To do -
Below is a block of data; give all of it again word for word.

Given records -

━━━━━━━━━━

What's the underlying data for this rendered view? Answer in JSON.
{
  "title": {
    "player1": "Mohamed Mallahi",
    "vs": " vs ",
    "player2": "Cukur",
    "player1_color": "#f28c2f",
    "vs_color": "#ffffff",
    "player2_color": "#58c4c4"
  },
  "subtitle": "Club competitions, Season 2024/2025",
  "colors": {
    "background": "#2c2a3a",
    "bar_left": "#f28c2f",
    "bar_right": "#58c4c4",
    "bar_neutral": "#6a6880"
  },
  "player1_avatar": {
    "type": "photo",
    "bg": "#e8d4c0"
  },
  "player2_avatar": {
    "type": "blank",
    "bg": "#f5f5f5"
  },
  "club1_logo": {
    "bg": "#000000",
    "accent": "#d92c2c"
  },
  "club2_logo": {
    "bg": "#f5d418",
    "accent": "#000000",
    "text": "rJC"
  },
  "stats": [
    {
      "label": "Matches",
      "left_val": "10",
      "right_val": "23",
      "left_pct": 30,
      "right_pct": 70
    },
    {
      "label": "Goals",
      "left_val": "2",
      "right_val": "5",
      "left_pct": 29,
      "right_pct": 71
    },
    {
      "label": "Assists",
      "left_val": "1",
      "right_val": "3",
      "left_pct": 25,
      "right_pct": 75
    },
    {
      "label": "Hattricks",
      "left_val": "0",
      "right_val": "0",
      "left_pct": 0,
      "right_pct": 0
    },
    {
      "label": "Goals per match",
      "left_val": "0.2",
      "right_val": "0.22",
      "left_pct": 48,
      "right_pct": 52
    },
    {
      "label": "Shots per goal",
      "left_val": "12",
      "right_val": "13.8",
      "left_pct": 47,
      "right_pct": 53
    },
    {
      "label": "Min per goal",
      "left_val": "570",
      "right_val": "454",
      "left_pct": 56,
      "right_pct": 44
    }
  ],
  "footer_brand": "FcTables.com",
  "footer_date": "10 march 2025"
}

━━━━━━━━━━

Response to the exercise -
What's the underlying data for this rendered view? Answer in JSON.
{
  "title": {
    "player1": "Mohamed Mallahi",
    "vs": " vs ",
    "player2": "Cukur",
    "player1_color": "#f28c2f",
    "vs_color": "#ffffff",
    "player2_color": "#58c4c4"
  },
  "subtitle": "Club competitions, Season 2024/2025",
  "colors": {
    "background": "#2c2a3a",
    "bar_left": "#f28c2f",
    "bar_right": "#58c4c4",
    "bar_neutral": "#6a6880"
  },
  "player1_avatar": {
    "type": "photo",
    "bg": "#e8d4c0"
  },
  "player2_avatar": {
    "type": "blank",
    "bg": "#f5f5f5"
  },
  "club1_logo": {
    "bg": "#000000",
    "accent": "#d92c2c"
  },
  "club2_logo": {
    "bg": "#f5d418",
    "accent": "#000000",
    "text": "rJC"
  },
  "stats": [
    {
      "label": "Matches",
      "left_val": "10",
      "right_val": "23",
      "left_pct": 30,
      "right_pct": 70
    },
    {
      "label": "Goals",
      "left_val": "2",
      "right_val": "5",
      "left_pct": 29,
      "right_pct": 71
    },
    {
      "label": "Assists",
      "left_val": "1",
      "right_val": "3",
      "left_pct": 25,
      "right_pct": 75
    },
    {
      "label": "Hattricks",
      "left_val": "0",
      "right_val": "0",
      "left_pct": 0,
      "right_pct": 0
    },
    {
      "label": "Goals per match",
      "left_val": "0.2",
      "right_val": "0.22",
      "left_pct": 48,
      "right_pct": 52
    },
    {
      "label": "Shots per goal",
      "left_val": "12",
      "right_val": "13.8",
      "left_pct": 47,
      "right_pct": 53
    },
    {
      "label": "Min per goal",
      "left_val": "570",
      "right_val": "454",
      "left_pct": 56,
      "right_pct": 44
    }
  ],
  "footer_brand": "FcTables.com",
  "footer_date": "10 march 2025"
}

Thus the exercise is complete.